_Source data:_
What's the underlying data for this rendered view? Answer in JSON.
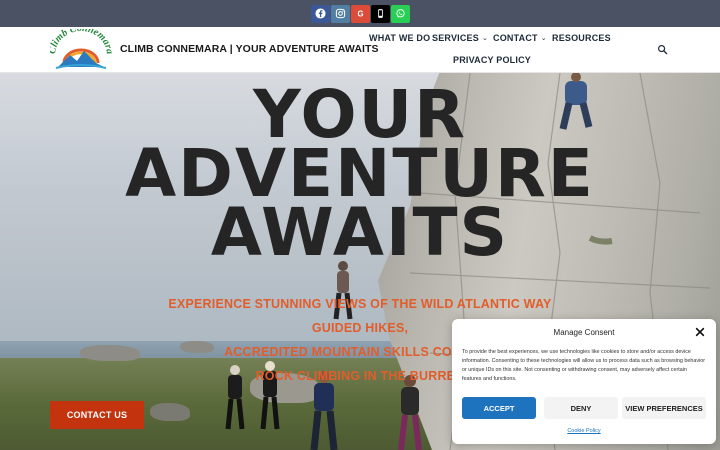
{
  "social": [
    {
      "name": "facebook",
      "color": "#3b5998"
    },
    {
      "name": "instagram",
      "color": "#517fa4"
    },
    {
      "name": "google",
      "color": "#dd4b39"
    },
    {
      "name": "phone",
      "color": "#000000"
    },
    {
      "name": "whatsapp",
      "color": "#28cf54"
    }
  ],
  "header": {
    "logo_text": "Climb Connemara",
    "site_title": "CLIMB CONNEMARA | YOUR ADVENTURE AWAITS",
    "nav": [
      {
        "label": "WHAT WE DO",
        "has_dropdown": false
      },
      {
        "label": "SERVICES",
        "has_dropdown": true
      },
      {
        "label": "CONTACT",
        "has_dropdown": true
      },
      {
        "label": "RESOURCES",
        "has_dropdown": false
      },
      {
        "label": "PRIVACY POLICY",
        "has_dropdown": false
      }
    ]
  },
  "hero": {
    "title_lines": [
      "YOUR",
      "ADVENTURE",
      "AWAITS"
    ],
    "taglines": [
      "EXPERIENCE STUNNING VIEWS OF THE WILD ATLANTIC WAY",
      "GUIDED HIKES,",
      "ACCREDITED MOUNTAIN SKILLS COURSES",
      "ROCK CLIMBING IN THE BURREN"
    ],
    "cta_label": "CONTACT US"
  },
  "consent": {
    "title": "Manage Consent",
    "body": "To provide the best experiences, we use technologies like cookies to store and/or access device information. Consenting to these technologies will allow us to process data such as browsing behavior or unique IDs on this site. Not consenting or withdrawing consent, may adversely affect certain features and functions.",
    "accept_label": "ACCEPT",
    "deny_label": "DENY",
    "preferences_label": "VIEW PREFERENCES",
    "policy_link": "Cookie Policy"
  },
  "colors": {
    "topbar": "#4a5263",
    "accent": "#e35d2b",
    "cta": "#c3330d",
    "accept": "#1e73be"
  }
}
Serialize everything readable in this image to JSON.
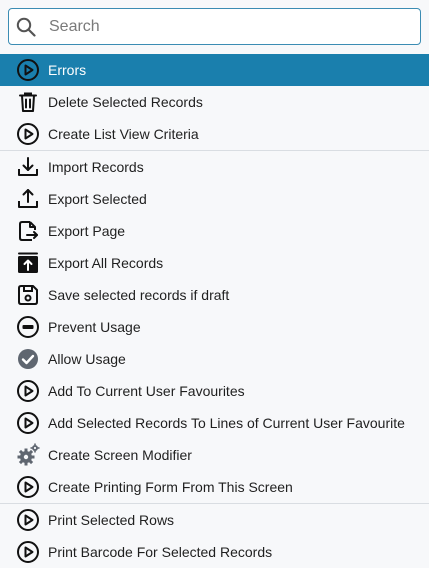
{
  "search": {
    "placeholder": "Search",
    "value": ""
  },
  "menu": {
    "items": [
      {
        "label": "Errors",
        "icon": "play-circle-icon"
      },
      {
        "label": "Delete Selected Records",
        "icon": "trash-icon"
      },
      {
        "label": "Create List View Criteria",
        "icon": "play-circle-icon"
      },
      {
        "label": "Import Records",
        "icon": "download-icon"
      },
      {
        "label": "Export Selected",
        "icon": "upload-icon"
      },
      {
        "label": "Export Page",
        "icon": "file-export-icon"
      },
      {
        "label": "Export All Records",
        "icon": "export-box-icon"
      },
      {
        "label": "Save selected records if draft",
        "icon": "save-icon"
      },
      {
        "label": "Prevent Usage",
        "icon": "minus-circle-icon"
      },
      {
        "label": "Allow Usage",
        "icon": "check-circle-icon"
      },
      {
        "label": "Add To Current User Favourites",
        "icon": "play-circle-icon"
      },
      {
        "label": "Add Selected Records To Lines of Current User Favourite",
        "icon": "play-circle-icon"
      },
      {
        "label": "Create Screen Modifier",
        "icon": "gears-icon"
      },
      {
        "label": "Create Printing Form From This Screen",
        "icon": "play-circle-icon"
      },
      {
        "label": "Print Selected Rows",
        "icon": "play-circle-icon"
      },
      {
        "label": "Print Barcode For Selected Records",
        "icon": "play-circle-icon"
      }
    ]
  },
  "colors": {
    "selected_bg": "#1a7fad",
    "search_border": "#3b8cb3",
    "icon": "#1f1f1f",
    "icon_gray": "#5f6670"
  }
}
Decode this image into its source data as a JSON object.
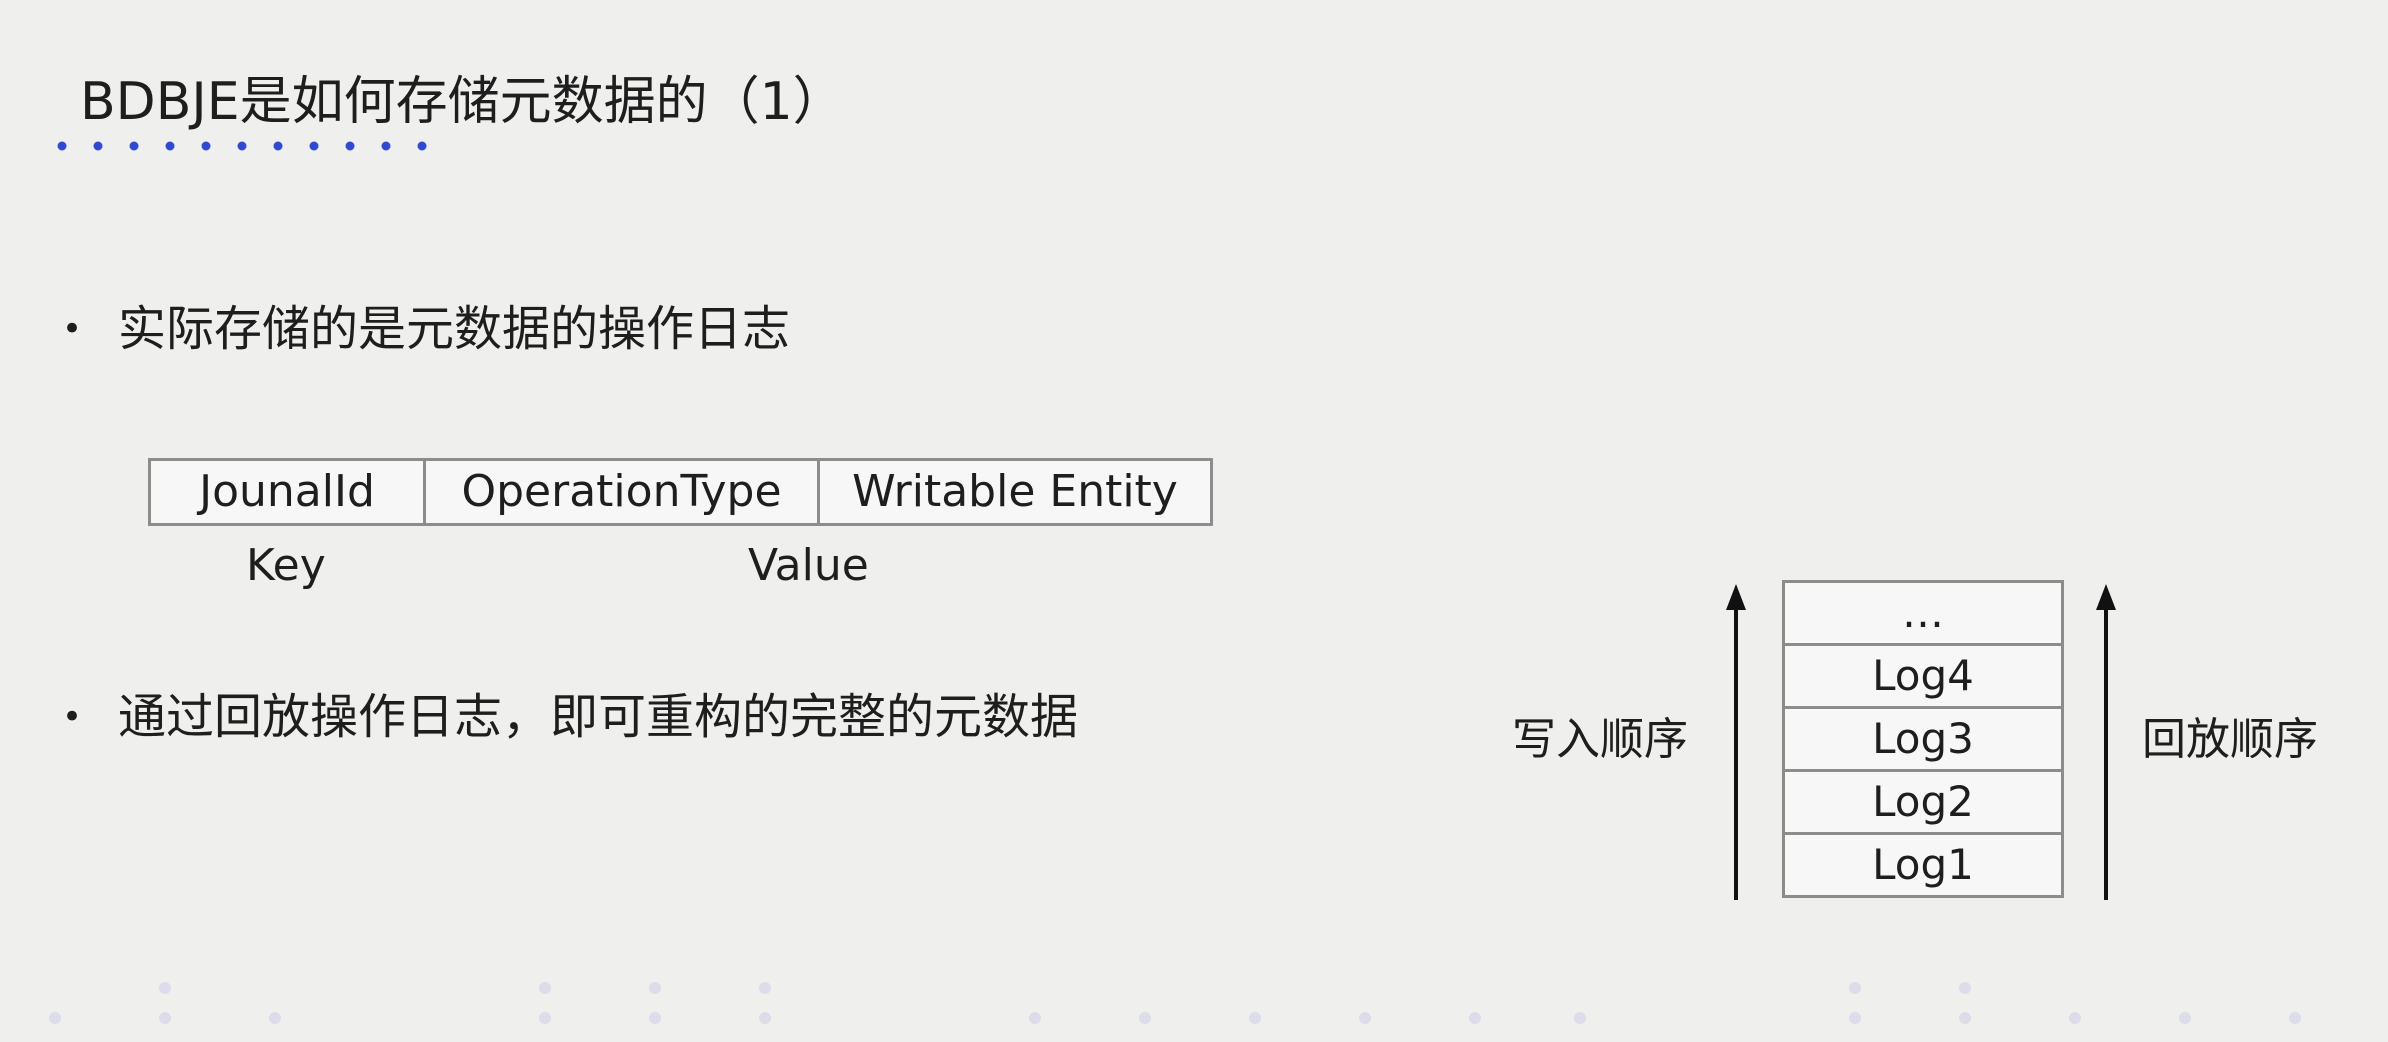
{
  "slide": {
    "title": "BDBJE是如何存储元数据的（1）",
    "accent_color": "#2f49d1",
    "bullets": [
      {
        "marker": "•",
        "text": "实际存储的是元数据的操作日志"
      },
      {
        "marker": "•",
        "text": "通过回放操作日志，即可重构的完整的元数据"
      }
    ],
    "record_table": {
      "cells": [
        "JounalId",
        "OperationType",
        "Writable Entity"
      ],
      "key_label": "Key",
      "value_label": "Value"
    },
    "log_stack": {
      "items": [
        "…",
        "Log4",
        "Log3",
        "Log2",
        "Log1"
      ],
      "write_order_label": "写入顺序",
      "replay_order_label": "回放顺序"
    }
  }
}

* * *

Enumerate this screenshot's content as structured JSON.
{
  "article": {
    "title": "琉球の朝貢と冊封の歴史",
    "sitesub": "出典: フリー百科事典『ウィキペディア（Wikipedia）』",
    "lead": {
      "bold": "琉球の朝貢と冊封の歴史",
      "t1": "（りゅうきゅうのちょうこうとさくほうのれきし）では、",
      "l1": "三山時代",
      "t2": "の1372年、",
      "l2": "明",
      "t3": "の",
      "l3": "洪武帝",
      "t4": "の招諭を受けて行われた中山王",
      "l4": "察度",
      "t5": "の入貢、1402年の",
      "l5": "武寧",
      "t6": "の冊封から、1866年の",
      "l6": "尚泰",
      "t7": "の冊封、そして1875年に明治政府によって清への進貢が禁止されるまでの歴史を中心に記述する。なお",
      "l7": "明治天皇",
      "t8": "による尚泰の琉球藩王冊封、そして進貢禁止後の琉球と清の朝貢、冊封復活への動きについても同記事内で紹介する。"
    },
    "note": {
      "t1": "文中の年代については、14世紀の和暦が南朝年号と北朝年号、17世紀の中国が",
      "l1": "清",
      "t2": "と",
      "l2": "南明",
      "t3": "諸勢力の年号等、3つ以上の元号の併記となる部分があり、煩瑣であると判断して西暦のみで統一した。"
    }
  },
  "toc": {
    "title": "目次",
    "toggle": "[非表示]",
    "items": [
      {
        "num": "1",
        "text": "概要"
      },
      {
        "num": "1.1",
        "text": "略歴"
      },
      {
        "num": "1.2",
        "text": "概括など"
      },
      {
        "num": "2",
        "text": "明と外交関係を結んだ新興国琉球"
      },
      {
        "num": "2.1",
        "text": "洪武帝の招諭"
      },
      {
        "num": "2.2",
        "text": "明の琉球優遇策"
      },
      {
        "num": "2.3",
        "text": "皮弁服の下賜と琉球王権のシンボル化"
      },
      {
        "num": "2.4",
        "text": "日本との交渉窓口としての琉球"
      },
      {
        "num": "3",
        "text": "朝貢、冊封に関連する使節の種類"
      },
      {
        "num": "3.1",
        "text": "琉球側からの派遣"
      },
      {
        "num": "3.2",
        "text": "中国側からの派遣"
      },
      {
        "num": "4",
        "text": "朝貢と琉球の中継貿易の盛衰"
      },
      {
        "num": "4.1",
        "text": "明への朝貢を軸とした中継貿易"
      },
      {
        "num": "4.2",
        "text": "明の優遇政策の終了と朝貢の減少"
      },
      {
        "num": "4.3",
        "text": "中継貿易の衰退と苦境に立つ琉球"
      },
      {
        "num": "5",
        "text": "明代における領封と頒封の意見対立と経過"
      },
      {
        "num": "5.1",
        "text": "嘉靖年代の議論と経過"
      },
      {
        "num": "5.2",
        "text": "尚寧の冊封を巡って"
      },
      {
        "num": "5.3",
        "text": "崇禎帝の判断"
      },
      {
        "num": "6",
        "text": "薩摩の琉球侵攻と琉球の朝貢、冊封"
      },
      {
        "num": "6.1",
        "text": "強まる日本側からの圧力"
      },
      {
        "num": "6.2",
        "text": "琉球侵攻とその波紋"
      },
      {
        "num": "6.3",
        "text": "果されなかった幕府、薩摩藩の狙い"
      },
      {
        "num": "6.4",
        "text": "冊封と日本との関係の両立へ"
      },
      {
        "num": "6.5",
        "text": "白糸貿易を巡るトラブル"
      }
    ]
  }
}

_The exercise:_ For the listing above, identify each line bearing "name".

_Output:_
      "name": "facebook",
      "name": "instagram",
      "name": "google",
      "name": "phone",
      "name": "whatsapp",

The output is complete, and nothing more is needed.